» **EXERCISE DIRECTIONS**:
Which lines hold the word "days"? Copy each of them from the material.

» **MATERIAL**:
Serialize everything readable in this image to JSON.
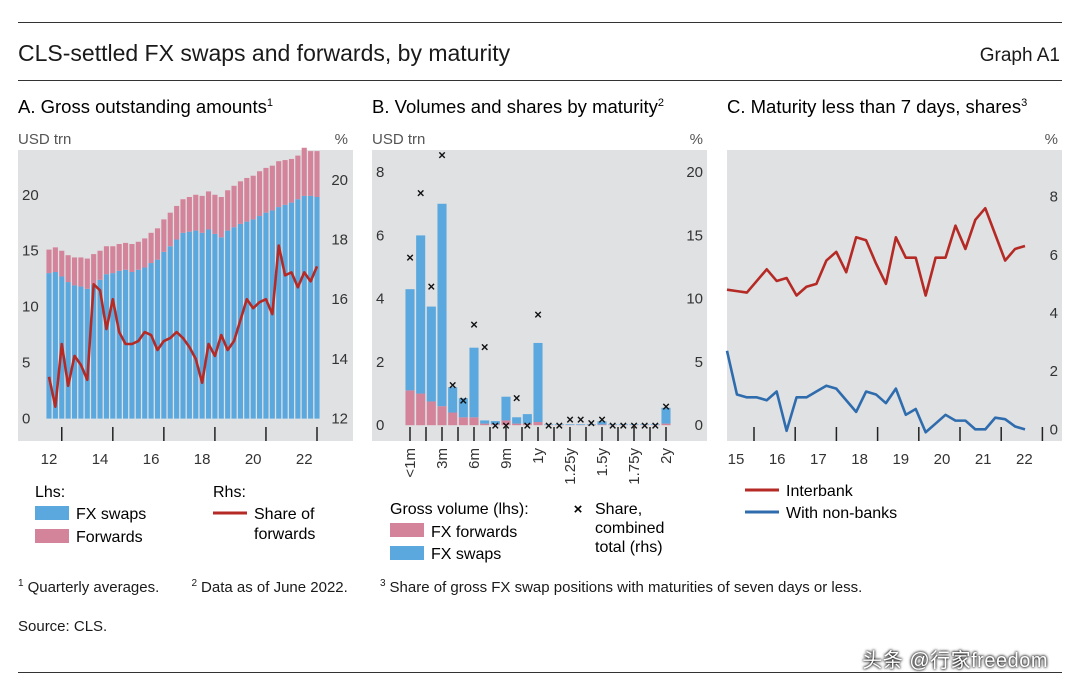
{
  "header": {
    "title": "CLS-settled FX swaps and forwards, by maturity",
    "graph_id": "Graph A1"
  },
  "footnotes": [
    {
      "num": "1",
      "text": "Quarterly averages."
    },
    {
      "num": "2",
      "text": "Data as of June 2022."
    },
    {
      "num": "3",
      "text": "Share of gross FX swap positions with maturities of seven days or less."
    }
  ],
  "source": "Source: CLS.",
  "watermark": "头条 @行家freedom",
  "colors": {
    "panel_bg": "#dfe1e3",
    "swaps": "#5ba8de",
    "forwards": "#d3849a",
    "red_line": "#b52a25",
    "blue_line": "#2f6cad",
    "marker": "#111111"
  },
  "chart_data": [
    {
      "type": "bar",
      "title": "A. Gross outstanding amounts",
      "title_sup": "1",
      "lhs_unit": "USD trn",
      "rhs_unit": "%",
      "ylim": [
        -2,
        24
      ],
      "y_ticks": [
        0,
        5,
        10,
        15,
        20
      ],
      "rhs_ylim": [
        11.25,
        21
      ],
      "rhs_ticks": [
        12,
        14,
        16,
        18,
        20
      ],
      "x_ticks": [
        "12",
        "14",
        "16",
        "18",
        "20",
        "22"
      ],
      "x_start_year": 2012,
      "series": [
        {
          "name": "FX swaps",
          "values": [
            13.0,
            13.1,
            12.7,
            12.2,
            11.9,
            11.8,
            11.6,
            12.0,
            12.4,
            12.9,
            13.0,
            13.2,
            13.3,
            13.1,
            13.3,
            13.5,
            13.9,
            14.2,
            14.9,
            15.4,
            16.0,
            16.6,
            16.7,
            16.8,
            16.6,
            16.9,
            16.5,
            16.2,
            16.8,
            17.1,
            17.4,
            17.6,
            17.8,
            18.1,
            18.4,
            18.6,
            18.9,
            19.1,
            19.3,
            19.6,
            19.9,
            19.9,
            19.8
          ]
        },
        {
          "name": "Forwards",
          "values": [
            2.1,
            2.2,
            2.3,
            2.4,
            2.5,
            2.6,
            2.7,
            2.7,
            2.6,
            2.5,
            2.4,
            2.4,
            2.4,
            2.5,
            2.5,
            2.6,
            2.7,
            2.8,
            2.9,
            3.0,
            3.0,
            3.0,
            3.1,
            3.2,
            3.3,
            3.4,
            3.5,
            3.6,
            3.6,
            3.7,
            3.8,
            3.9,
            3.9,
            4.0,
            4.0,
            4.0,
            4.1,
            4.0,
            3.9,
            3.9,
            4.3,
            4.0,
            4.1
          ]
        },
        {
          "name": "Share of forwards",
          "axis": "rhs",
          "values": [
            13.4,
            12.4,
            14.5,
            13.1,
            14.1,
            13.8,
            13.3,
            16.5,
            16.3,
            15.0,
            16.0,
            14.9,
            14.5,
            14.5,
            14.6,
            14.9,
            14.8,
            14.3,
            14.6,
            14.7,
            14.9,
            14.7,
            14.4,
            14.0,
            13.2,
            14.5,
            14.1,
            14.8,
            14.3,
            14.6,
            15.3,
            16.0,
            15.7,
            15.9,
            16.0,
            15.5,
            17.8,
            16.8,
            16.9,
            16.4,
            16.9,
            16.6,
            17.1
          ]
        }
      ],
      "legend": {
        "lhs_title": "Lhs:",
        "rhs_title": "Rhs:",
        "lhs_items": [
          "FX swaps",
          "Forwards"
        ],
        "rhs_label_lines": [
          "Share of",
          "forwards"
        ]
      }
    },
    {
      "type": "bar",
      "title": "B. Volumes and shares by maturity",
      "title_sup": "2",
      "lhs_unit": "USD trn",
      "rhs_unit": "%",
      "ylim": [
        -0.5,
        8.7
      ],
      "y_ticks": [
        0,
        2,
        4,
        6,
        8
      ],
      "rhs_ylim": [
        -1.25,
        21.75
      ],
      "rhs_ticks": [
        0,
        5,
        10,
        15,
        20
      ],
      "categories": [
        "<1m",
        "",
        "3m",
        "",
        "6m",
        "",
        "9m",
        "",
        "1y",
        "",
        "1.25y",
        "",
        "1.5y",
        "",
        "1.75y",
        "",
        "2y"
      ],
      "bars": [
        {
          "swaps": 3.2,
          "forwards": 1.1
        },
        {
          "swaps": 5.0,
          "forwards": 1.0
        },
        {
          "swaps": 3.0,
          "forwards": 0.75
        },
        {
          "swaps": 6.4,
          "forwards": 0.6
        },
        {
          "swaps": 0.8,
          "forwards": 0.4
        },
        {
          "swaps": 0.6,
          "forwards": 0.25
        },
        {
          "swaps": 2.2,
          "forwards": 0.25
        },
        {
          "swaps": 0.1,
          "forwards": 0.05
        },
        {
          "swaps": 0.1,
          "forwards": 0.03
        },
        {
          "swaps": 0.75,
          "forwards": 0.15
        },
        {
          "swaps": 0.2,
          "forwards": 0.05
        },
        {
          "swaps": 0.3,
          "forwards": 0.05
        },
        {
          "swaps": 2.5,
          "forwards": 0.1
        },
        {
          "swaps": 0.02,
          "forwards": 0.01
        },
        {
          "swaps": 0.02,
          "forwards": 0.01
        },
        {
          "swaps": 0.02,
          "forwards": 0.01
        },
        {
          "swaps": 0.02,
          "forwards": 0.01
        },
        {
          "swaps": 0.02,
          "forwards": 0.01
        },
        {
          "swaps": 0.1,
          "forwards": 0.02
        },
        {
          "swaps": 0.02,
          "forwards": 0.01
        },
        {
          "swaps": 0.02,
          "forwards": 0.01
        },
        {
          "swaps": 0.02,
          "forwards": 0.01
        },
        {
          "swaps": 0.02,
          "forwards": 0.01
        },
        {
          "swaps": 0.02,
          "forwards": 0.01
        },
        {
          "swaps": 0.5,
          "forwards": 0.05
        }
      ],
      "share_values": [
        13.3,
        18.4,
        11.0,
        21.4,
        3.2,
        2.0,
        8.0,
        6.2,
        0.0,
        0.0,
        2.2,
        0.0,
        8.8,
        0.0,
        0.0,
        0.5,
        0.5,
        0.2,
        0.5,
        0.0,
        0.0,
        0.0,
        0.0,
        0.0,
        1.5
      ],
      "legend": {
        "volume_title": "Gross volume (lhs):",
        "volume_items": [
          "FX forwards",
          "FX swaps"
        ],
        "share_label_lines": [
          "Share,",
          "combined",
          "total (rhs)"
        ]
      }
    },
    {
      "type": "line",
      "title": "C. Maturity less than 7 days, shares",
      "title_sup": "3",
      "rhs_unit": "%",
      "ylim": [
        -0.4,
        9.6
      ],
      "y_ticks": [
        0,
        2,
        4,
        6,
        8
      ],
      "x_ticks": [
        "15",
        "16",
        "17",
        "18",
        "19",
        "20",
        "21",
        "22"
      ],
      "x_start_year": 2015,
      "series": [
        {
          "name": "Interbank",
          "values": [
            4.8,
            4.75,
            4.7,
            5.1,
            5.5,
            5.1,
            5.2,
            4.6,
            4.9,
            5.0,
            5.8,
            6.1,
            5.4,
            6.6,
            6.5,
            5.7,
            5.0,
            6.6,
            5.9,
            5.9,
            4.6,
            5.9,
            5.9,
            7.0,
            6.2,
            7.2,
            7.6,
            6.7,
            5.8,
            6.2,
            6.3
          ]
        },
        {
          "name": "With non-banks",
          "values": [
            2.7,
            1.2,
            1.1,
            1.1,
            1.0,
            1.3,
            -0.05,
            1.1,
            1.1,
            1.3,
            1.5,
            1.4,
            1.0,
            0.6,
            1.3,
            1.2,
            0.9,
            1.4,
            0.5,
            0.7,
            -0.1,
            0.2,
            0.5,
            0.3,
            0.3,
            0.0,
            0.0,
            0.4,
            0.35,
            0.1,
            0.0
          ]
        }
      ],
      "legend": {
        "items": [
          "Interbank",
          "With non-banks"
        ]
      }
    }
  ]
}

» **RESPONSE BELOW**:
      "text": "Share of gross FX swap positions with maturities of seven days or less."
      "title": "C. Maturity less than 7 days, shares",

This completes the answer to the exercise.